-- EXERCISE REQUIREMENTS --
Select every line below containing the word "Sweater".
** Start PROVIDED DATA **
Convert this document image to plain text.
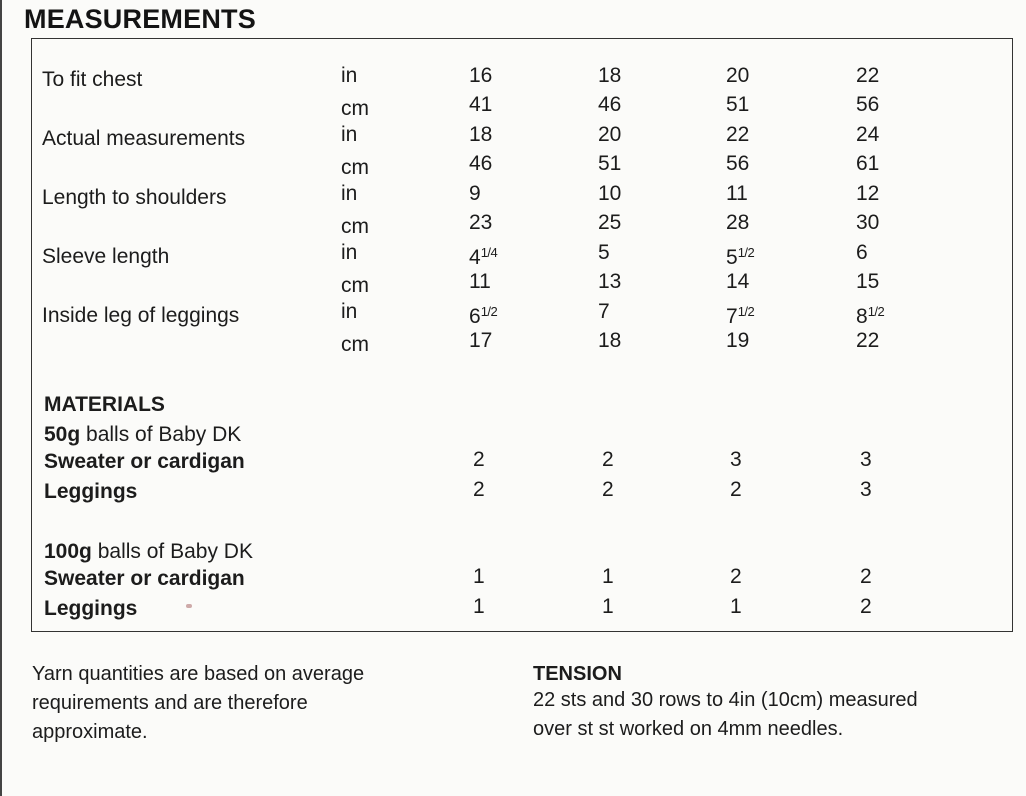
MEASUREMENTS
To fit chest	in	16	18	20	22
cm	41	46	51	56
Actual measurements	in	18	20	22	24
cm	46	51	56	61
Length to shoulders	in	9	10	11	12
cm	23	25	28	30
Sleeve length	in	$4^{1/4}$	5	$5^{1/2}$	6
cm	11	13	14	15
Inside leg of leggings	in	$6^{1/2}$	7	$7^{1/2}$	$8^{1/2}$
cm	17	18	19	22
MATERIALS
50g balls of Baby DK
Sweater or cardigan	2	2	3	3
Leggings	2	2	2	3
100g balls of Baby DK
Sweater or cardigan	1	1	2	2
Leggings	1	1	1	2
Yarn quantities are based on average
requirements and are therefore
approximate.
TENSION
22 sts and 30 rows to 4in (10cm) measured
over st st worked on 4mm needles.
** End PROVIDED DATA **
-- FULL SOLUTION --
Sweater or cardigan	2	2	3	3
Sweater or cardigan	1	1	2	2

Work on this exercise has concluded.